- [YOUR OBJECTIVE] Show every line containing "name" by copying it.

- [MATERIALS PROVIDED]
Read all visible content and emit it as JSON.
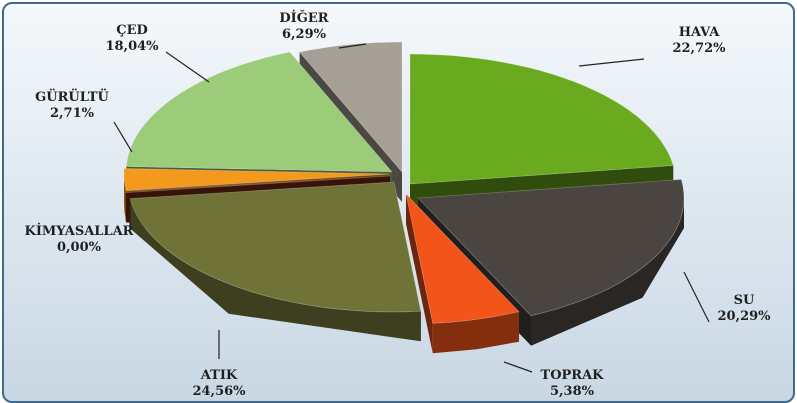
{
  "chart_data": {
    "type": "pie",
    "three_d": true,
    "exploded": true,
    "slices": [
      {
        "name": "HAVA",
        "value_label": "22,72%",
        "value": 22.72,
        "color": "#6aaa1e"
      },
      {
        "name": "SU",
        "value_label": "20,29%",
        "value": 20.29,
        "color": "#4a4540"
      },
      {
        "name": "TOPRAK",
        "value_label": "5,38%",
        "value": 5.38,
        "color": "#f2541a"
      },
      {
        "name": "ATIK",
        "value_label": "24,56%",
        "value": 24.56,
        "color": "#6f7337"
      },
      {
        "name": "KİMYASALLAR",
        "value_label": "0,00%",
        "value": 0.0,
        "color": "#7a2d10"
      },
      {
        "name": "GÜRÜLTÜ",
        "value_label": "2,71%",
        "value": 2.71,
        "color": "#f39a1e"
      },
      {
        "name": "ÇED",
        "value_label": "18,04%",
        "value": 18.04,
        "color": "#9ccb7a"
      },
      {
        "name": "DİĞER",
        "value_label": "6,29%",
        "value": 6.29,
        "color": "#a69f96"
      }
    ]
  }
}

- [CORRECT ANSWER]
        "name": "HAVA",
        "name": "SU",
        "name": "TOPRAK",
        "name": "ATIK",
        "name": "KİMYASALLAR",
        "name": "GÜRÜLTÜ",
        "name": "ÇED",
        "name": "DİĞER",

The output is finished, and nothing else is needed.